(Excerpts from a figure dataset)
= = = =

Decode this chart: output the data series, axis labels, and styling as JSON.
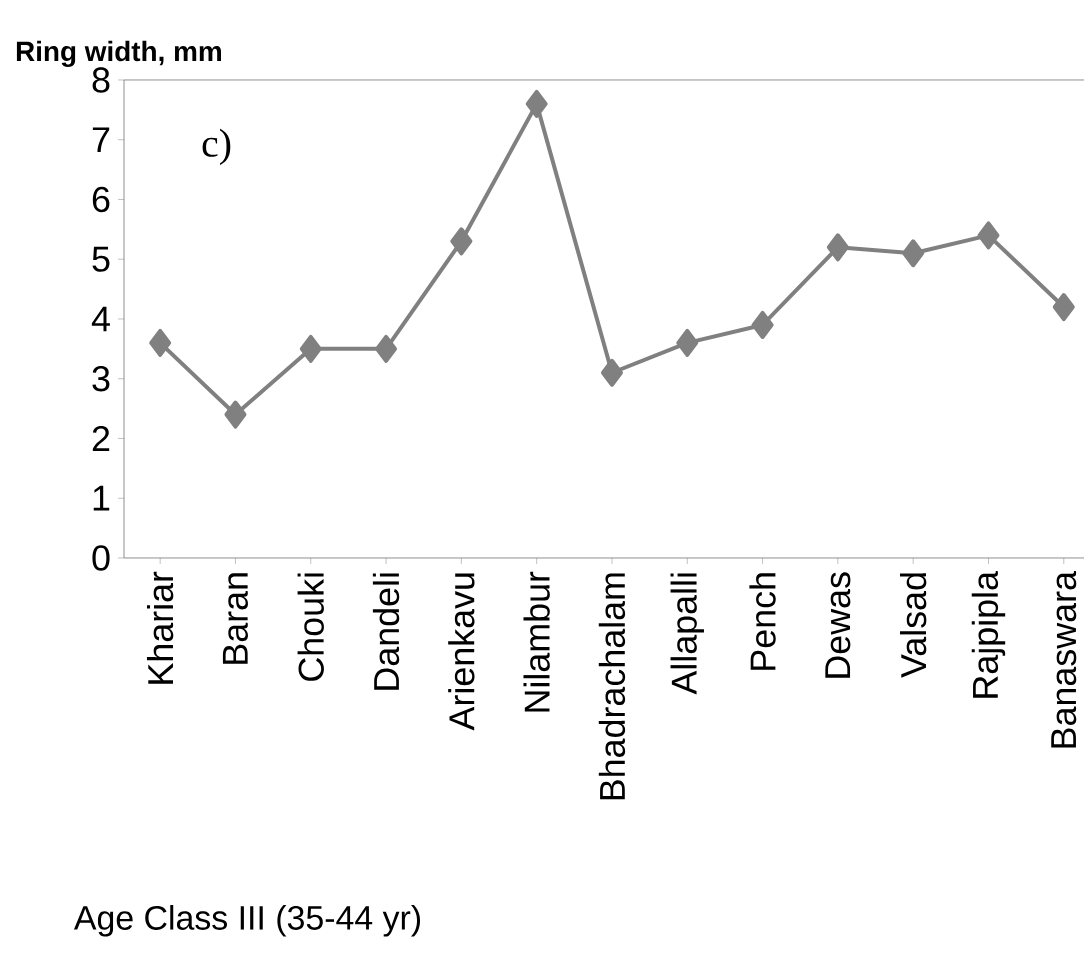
{
  "chart_data": {
    "type": "line",
    "ylabel": "Ring width, mm",
    "xlabel": "Age Class III (35-44 yr)",
    "annotations": [
      "c)"
    ],
    "categories": [
      "Khariar",
      "Baran",
      "Chouki",
      "Dandeli",
      "Arienkavu",
      "Nilambur",
      "Bhadrachalam",
      "Allapalli",
      "Pench",
      "Dewas",
      "Valsad",
      "Rajpipla",
      "Banaswara"
    ],
    "series": [
      {
        "color": "#808080",
        "values": [
          3.6,
          2.4,
          3.5,
          3.5,
          5.3,
          7.6,
          3.1,
          3.6,
          3.9,
          5.2,
          5.1,
          5.4,
          4.2
        ]
      }
    ],
    "ylim": [
      0,
      8
    ],
    "yticks": [
      0,
      1,
      2,
      3,
      4,
      5,
      6,
      7,
      8
    ],
    "marker": "diamond",
    "line_style": "solid",
    "grid": false
  }
}
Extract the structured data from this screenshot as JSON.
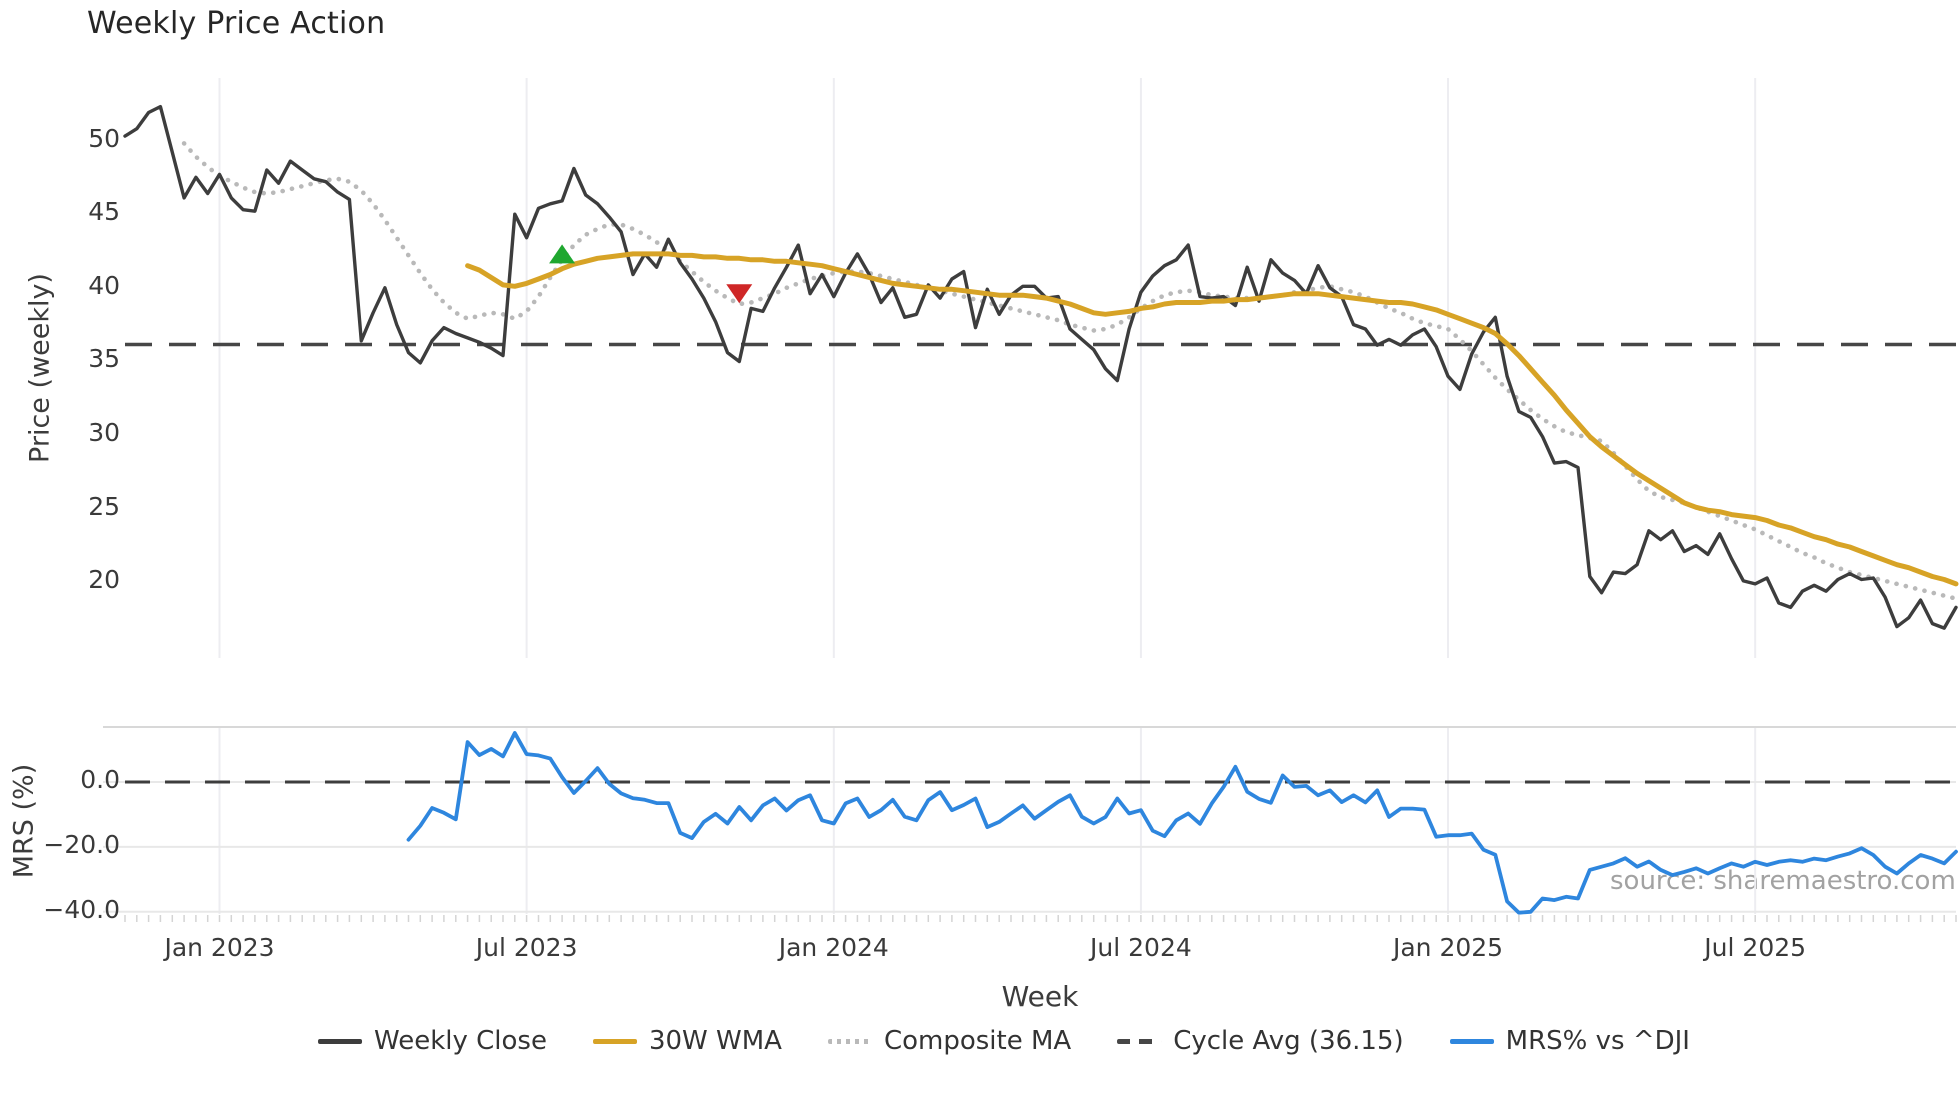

= = = =

What is being asked. Scan the entries above and work out how many lines include the word "this"; the reply is that number alone.

Reply to the task. 2